■ GOAL:
Find each line with the string "engineered" and copy it.

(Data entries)
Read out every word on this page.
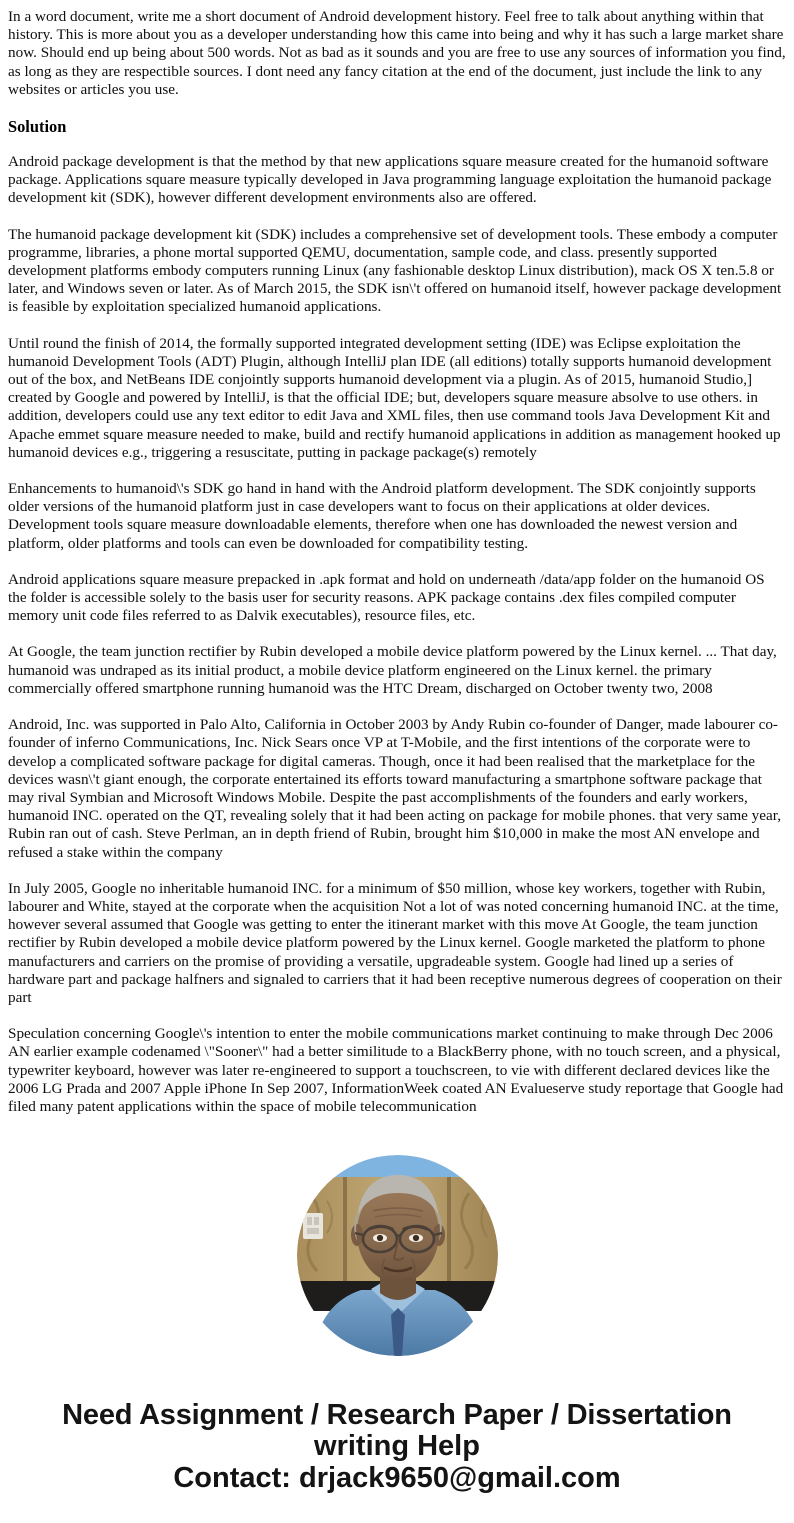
In a word document, write me a short document of Android development history. Feel free to talk about anything within that history. This is more about you as a developer understanding how this came into being and why it has such a large market share now. Should end up being about 500 words. Not as bad as it sounds and you are free to use any sources of information you find, as long as they are respectible sources. I dont need any fancy citation at the end of the document, just include the link to any websites or articles you use.

Solution

Android package development is that the method by that new applications square measure created for the humanoid software package. Applications square measure typically developed in Java programming language exploitation the humanoid package development kit (SDK), however different development environments also are offered.

The humanoid package development kit (SDK) includes a comprehensive set of development tools. These embody a computer programme, libraries, a phone mortal supported QEMU, documentation, sample code, and class. presently supported development platforms embody computers running Linux (any fashionable desktop Linux distribution), mack OS X ten.5.8 or later, and Windows seven or later. As of March 2015, the SDK isn\'t offered on humanoid itself, however package development is feasible by exploitation specialized humanoid applications.

Until round the finish of 2014, the formally supported integrated development setting (IDE) was Eclipse exploitation the humanoid Development Tools (ADT) Plugin, although IntelliJ plan IDE (all editions) totally supports humanoid development out of the box, and NetBeans IDE conjointly supports humanoid development via a plugin. As of 2015, humanoid Studio,] created by Google and powered by IntelliJ, is that the official IDE; but, developers square measure absolve to use others. in addition, developers could use any text editor to edit Java and XML files, then use command tools Java Development Kit and Apache emmet square measure needed to make, build and rectify humanoid applications in addition as management hooked up humanoid devices e.g., triggering a resuscitate, putting in package package(s) remotely

Enhancements to humanoid\'s SDK go hand in hand with the Android platform development. The SDK conjointly supports older versions of the humanoid platform just in case developers want to focus on their applications at older devices. Development tools square measure downloadable elements, therefore when one has downloaded the newest version and platform, older platforms and tools can even be downloaded for compatibility testing.

Android applications square measure prepacked in .apk format and hold on underneath /data/app folder on the humanoid OS the folder is accessible solely to the basis user for security reasons. APK package contains .dex files compiled computer memory unit code files referred to as Dalvik executables), resource files, etc.

At Google, the team junction rectifier by Rubin developed a mobile device platform powered by the Linux kernel. ... That day, humanoid was undraped as its initial product, a mobile device platform engineered on the Linux kernel. the primary commercially offered smartphone running humanoid was the HTC Dream, discharged on October twenty two, 2008

Android, Inc. was supported in Palo Alto, California in October 2003 by Andy Rubin co-founder of Danger, made labourer co-founder of inferno Communications, Inc. Nick Sears once VP at T-Mobile, and the first intentions of the corporate were to develop a complicated software package for digital cameras. Though, once it had been realised that the marketplace for the devices wasn\'t giant enough, the corporate entertained its efforts toward manufacturing a smartphone software package that may rival Symbian and Microsoft Windows Mobile. Despite the past accomplishments of the founders and early workers, humanoid INC. operated on the QT, revealing solely that it had been acting on package for mobile phones. that very same year, Rubin ran out of cash. Steve Perlman, an in depth friend of Rubin, brought him $10,000 in make the most AN envelope and refused a stake within the company

In July 2005, Google no inheritable humanoid INC. for a minimum of $50 million, whose key workers, together with Rubin, labourer and White, stayed at the corporate when the acquisition Not a lot of was noted concerning humanoid INC. at the time, however several assumed that Google was getting to enter the itinerant market with this move At Google, the team junction rectifier by Rubin developed a mobile device platform powered by the Linux kernel. Google marketed the platform to phone manufacturers and carriers on the promise of providing a versatile, upgradeable system. Google had lined up a series of hardware part and package halfners and signaled to carriers that it had been receptive numerous degrees of cooperation on their part

Speculation concerning Google\'s intention to enter the mobile communications market continuing to make through Dec 2006 AN earlier example codenamed \"Sooner\" had a better similitude to a BlackBerry phone, with no touch screen, and a physical, typewriter keyboard, however was later re-engineered to support a touchscreen, to vie with different declared devices like the 2006 LG Prada and 2007 Apple iPhone In Sep 2007, InformationWeek coated AN Evalueserve study reportage that Google had filed many patent applications within the space of mobile telecommunication

Need Assignment / Research Paper / Dissertation
writing Help
Contact: drjack9650@gmail.com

■ RESULT BELOW:
At Google, the team junction rectifier by Rubin developed a mobile device platform powered by the Linux kernel. ... That day, humanoid was undraped as its initial product, a mobile device platform engineered on the Linux kernel. the primary commercially offered smartphone running humanoid was the HTC Dream, discharged on October twenty two, 2008
Speculation concerning Google\'s intention to enter the mobile communications market continuing to make through Dec 2006 AN earlier example codenamed \"Sooner\" had a better similitude to a BlackBerry phone, with no touch screen, and a physical, typewriter keyboard, however was later re-engineered to support a touchscreen, to vie with different declared devices like the 2006 LG Prada and 2007 Apple iPhone In Sep 2007, InformationWeek coated AN Evalueserve study reportage that Google had filed many patent applications within the space of mobile telecommunication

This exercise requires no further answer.